## Task instructions
Repeat the full listing below verbatim and keep the images out.

(Data entries)
★ ★ ★ ★ ★
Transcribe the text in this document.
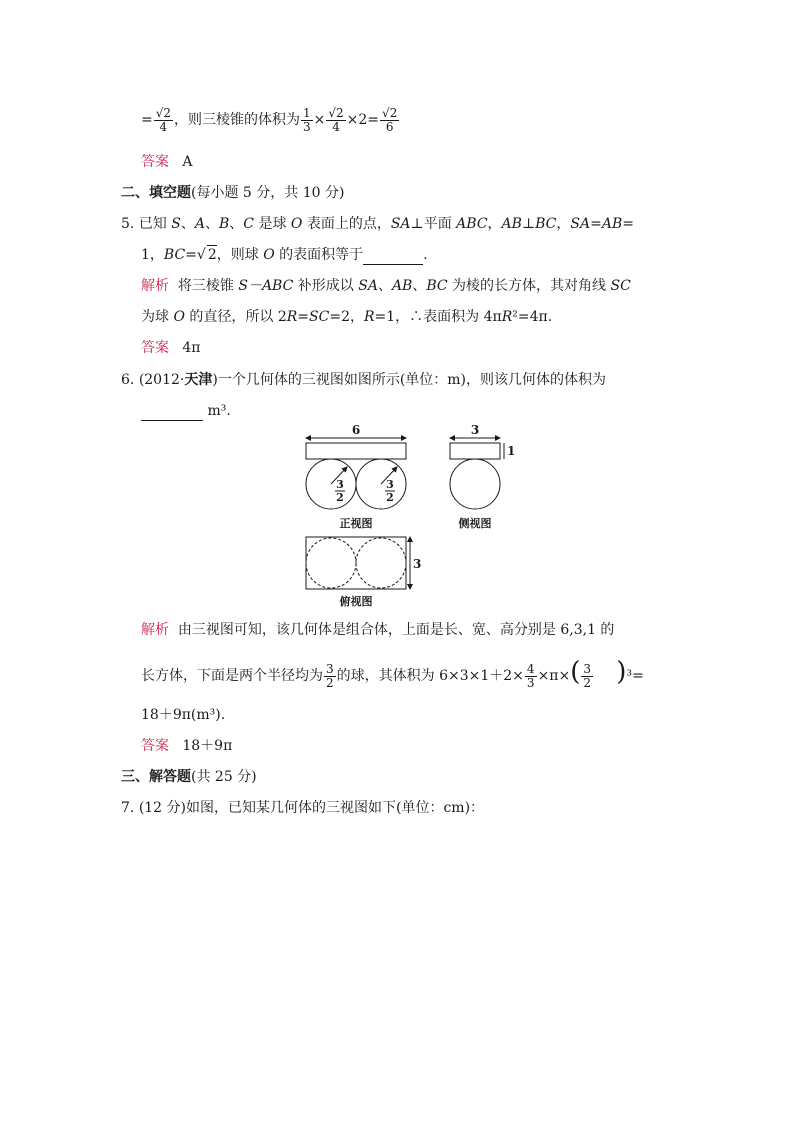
= $\frac{√2}{4}$ ，则三棱锥的体积为 $\frac{1}{3} \times \frac{√2}{4} \times 2= \frac{√2}{6}$
答案 A
二、填空题(每小题 5 分，共 10 分)
5. 已知 S、A、B、C 是球 O 表面上的点，SA⊥平面 ABC，AB⊥BC，SA=AB=
1，BC=√ 2，则球 O 的表面积等于	.
解析 将三棱锥 S－ABC 补形成以 SA、AB、BC 为棱的长方体，其对角线 SC
为球 O 的直径，所以 2R=SC=2，R=1，∴表面积为 4πR²=4π.
答案 4π
6. (2012·天津)一个几何体的三视图如图所示(单位：m)，则该几何体的体积为
m³.
6	3
1
3
3
2
3
2
正视图	侧视图
俯视图
解析 由三视图可知，该几何体是组合体，上面是长、宽、高分别是 6,3,1 的
长方体，下面是两个半径均为 $\frac{3}{2}$ 的球，其体积为 $6\times 3\times 1+2\times \frac{4}{3} \times\pi\times( \frac{3}{2} )^3=$
18＋9π(m³).
答案 18＋9π
三、解答题(共 25 分)
7. (12 分)如图，已知某几何体的三视图如下(单位：cm)：
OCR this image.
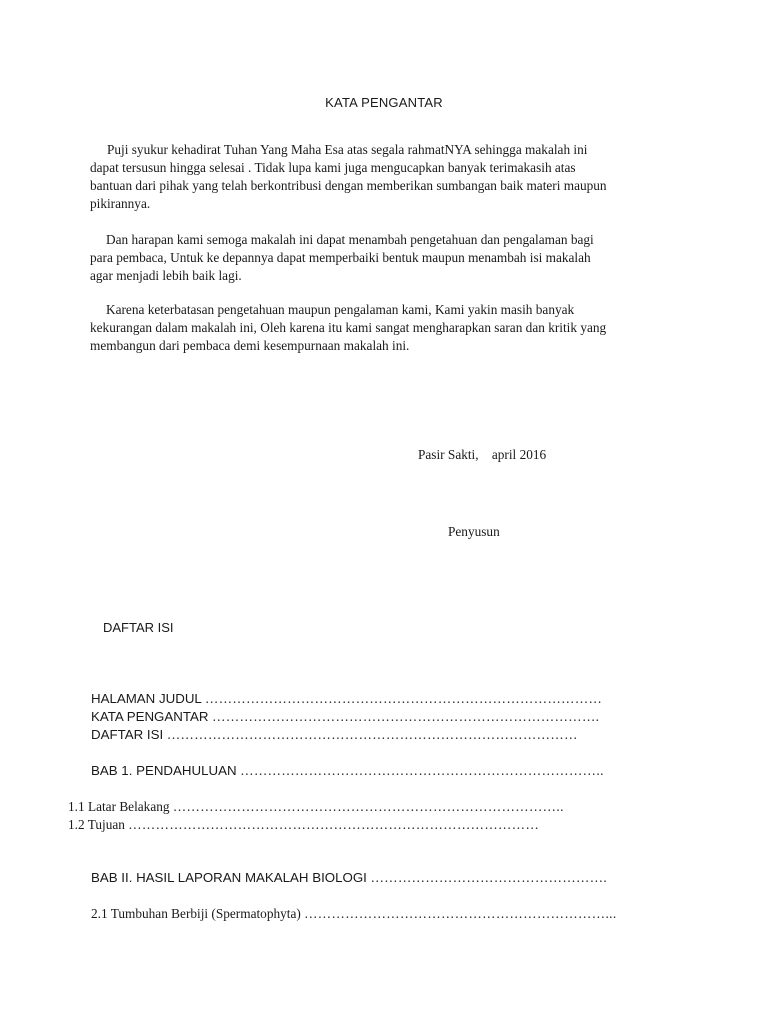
KATA PENGANTAR
Puji syukur kehadirat Tuhan Yang Maha Esa atas segala rahmatNYA sehingga makalah ini
dapat tersusun hingga selesai . Tidak lupa kami juga mengucapkan banyak terimakasih atas
bantuan dari pihak yang telah berkontribusi dengan memberikan sumbangan baik materi maupun
pikirannya.
Dan harapan kami semoga makalah ini dapat menambah pengetahuan dan pengalaman bagi
para pembaca, Untuk ke depannya dapat memperbaiki bentuk maupun menambah isi makalah
agar menjadi lebih baik lagi.
Karena keterbatasan pengetahuan maupun pengalaman kami, Kami yakin masih banyak
kekurangan dalam makalah ini, Oleh karena itu kami sangat mengharapkan saran dan kritik yang
membangun dari pembaca demi kesempurnaan makalah ini.
Pasir Sakti,    april 2016
Penyusun
DAFTAR ISI
HALAMAN JUDUL ……………………………………………………………………………
KATA PENGANTAR ………………………………………………………………………….
DAFTAR ISI ………………………………………………………………………………
BAB 1. PENDAHULUAN ……………………………………………………………………..
1.1 Latar Belakang …………………………………………………………………………..
1.2 Tujuan ………………………………………………………………………………
BAB II. HASIL LAPORAN MAKALAH BIOLOGI …………………………………………….
2.1 Tumbuhan Berbiji (Spermatophyta) …………………………………………………………...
★ ★ ★ ★ ★
## Result for this task
Transcribe the text in this document.
= $\frac{√2}{4}$ ，则三棱锥的体积为 $\frac{1}{3} \times \frac{√2}{4} \times 2= \frac{√2}{6}$
答案 A
二、填空题(每小题 5 分，共 10 分)
5. 已知 S、A、B、C 是球 O 表面上的点，SA⊥平面 ABC，AB⊥BC，SA=AB=
1，BC=√ 2，则球 O 的表面积等于	.
解析 将三棱锥 S－ABC 补形成以 SA、AB、BC 为棱的长方体，其对角线 SC
为球 O 的直径，所以 2R=SC=2，R=1，∴表面积为 4πR²=4π.
答案 4π
6. (2012·天津)一个几何体的三视图如图所示(单位：m)，则该几何体的体积为
m³.
6	3
1
3
3
2
3
2
正视图	侧视图
俯视图
解析 由三视图可知，该几何体是组合体，上面是长、宽、高分别是 6,3,1 的
长方体，下面是两个半径均为 $\frac{3}{2}$ 的球，其体积为 $6\times 3\times 1+2\times \frac{4}{3} \times\pi\times( \frac{3}{2} )^3=$
18＋9π(m³).
答案 18＋9π
三、解答题(共 25 分)
7. (12 分)如图，已知某几何体的三视图如下(单位：cm)：
OCR this image.
KATA PENGANTAR
Puji syukur kehadirat Tuhan Yang Maha Esa atas segala rahmatNYA sehingga makalah ini
dapat tersusun hingga selesai . Tidak lupa kami juga mengucapkan banyak terimakasih atas
bantuan dari pihak yang telah berkontribusi dengan memberikan sumbangan baik materi maupun
pikirannya.
Dan harapan kami semoga makalah ini dapat menambah pengetahuan dan pengalaman bagi
para pembaca, Untuk ke depannya dapat memperbaiki bentuk maupun menambah isi makalah
agar menjadi lebih baik lagi.
Karena keterbatasan pengetahuan maupun pengalaman kami, Kami yakin masih banyak
kekurangan dalam makalah ini, Oleh karena itu kami sangat mengharapkan saran dan kritik yang
membangun dari pembaca demi kesempurnaan makalah ini.
Pasir Sakti,    april 2016
Penyusun
DAFTAR ISI
HALAMAN JUDUL ……………………………………………………………………………
KATA PENGANTAR ………………………………………………………………………….
DAFTAR ISI ………………………………………………………………………………
BAB 1. PENDAHULUAN ……………………………………………………………………..
1.1 Latar Belakang …………………………………………………………………………..
1.2 Tujuan ………………………………………………………………………………
BAB II. HASIL LAPORAN MAKALAH BIOLOGI …………………………………………….
2.1 Tumbuhan Berbiji (Spermatophyta) …………………………………………………………...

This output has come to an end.